> _TO DO_
Repeat each line word for word.

════════════════

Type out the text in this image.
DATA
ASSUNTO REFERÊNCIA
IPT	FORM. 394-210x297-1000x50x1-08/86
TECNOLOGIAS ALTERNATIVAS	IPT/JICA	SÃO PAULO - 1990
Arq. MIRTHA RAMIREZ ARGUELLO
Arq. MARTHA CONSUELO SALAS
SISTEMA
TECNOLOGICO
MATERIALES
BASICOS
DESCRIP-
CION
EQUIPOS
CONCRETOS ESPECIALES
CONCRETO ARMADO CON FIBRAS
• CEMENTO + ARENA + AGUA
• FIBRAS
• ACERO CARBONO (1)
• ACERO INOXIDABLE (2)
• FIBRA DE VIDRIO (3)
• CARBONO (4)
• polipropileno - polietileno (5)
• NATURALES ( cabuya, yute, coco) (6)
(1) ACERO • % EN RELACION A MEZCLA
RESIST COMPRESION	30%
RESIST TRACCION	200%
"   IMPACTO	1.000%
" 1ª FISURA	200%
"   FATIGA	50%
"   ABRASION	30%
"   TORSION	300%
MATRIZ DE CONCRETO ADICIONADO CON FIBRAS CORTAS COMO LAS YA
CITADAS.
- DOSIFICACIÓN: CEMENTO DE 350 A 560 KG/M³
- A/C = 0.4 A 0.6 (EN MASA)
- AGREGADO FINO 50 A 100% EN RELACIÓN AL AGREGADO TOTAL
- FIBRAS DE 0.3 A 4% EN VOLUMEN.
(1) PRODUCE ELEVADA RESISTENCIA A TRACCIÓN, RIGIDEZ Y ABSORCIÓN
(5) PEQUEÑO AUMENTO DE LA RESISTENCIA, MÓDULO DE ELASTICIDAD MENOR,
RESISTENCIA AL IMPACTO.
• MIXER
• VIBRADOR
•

════════════════

> _WORKED SOLUTION_
Type out the text in this image.
DATA
ASSUNTO REFERÊNCIA
IPT	FORM. 394-210x297-1000x50x1-08/86
TECNOLOGIAS ALTERNATIVAS	IPT/JICA	SÃO PAULO - 1990
Arq. MIRTHA RAMIREZ ARGUELLO
Arq. MARTHA CONSUELO SALAS
SISTEMA
TECNOLOGICO
MATERIALES
BASICOS
DESCRIP-
CION
EQUIPOS
CONCRETOS ESPECIALES
CONCRETO ARMADO CON FIBRAS
• CEMENTO + ARENA + AGUA
• FIBRAS
• ACERO CARBONO (1)
• ACERO INOXIDABLE (2)
• FIBRA DE VIDRIO (3)
• CARBONO (4)
• polipropileno - polietileno (5)
• NATURALES ( cabuya, yute, coco) (6)
(1) ACERO • % EN RELACION A MEZCLA
RESIST COMPRESION	30%
RESIST TRACCION	200%
"   IMPACTO	1.000%
" 1ª FISURA	200%
"   FATIGA	50%
"   ABRASION	30%
"   TORSION	300%
MATRIZ DE CONCRETO ADICIONADO CON FIBRAS CORTAS COMO LAS YA
CITADAS.
- DOSIFICACIÓN: CEMENTO DE 350 A 560 KG/M³
- A/C = 0.4 A 0.6 (EN MASA)
- AGREGADO FINO 50 A 100% EN RELACIÓN AL AGREGADO TOTAL
- FIBRAS DE 0.3 A 4% EN VOLUMEN.
(1) PRODUCE ELEVADA RESISTENCIA A TRACCIÓN, RIGIDEZ Y ABSORCIÓN
(5) PEQUEÑO AUMENTO DE LA RESISTENCIA, MÓDULO DE ELASTICIDAD MENOR,
RESISTENCIA AL IMPACTO.
• MIXER
• VIBRADOR
•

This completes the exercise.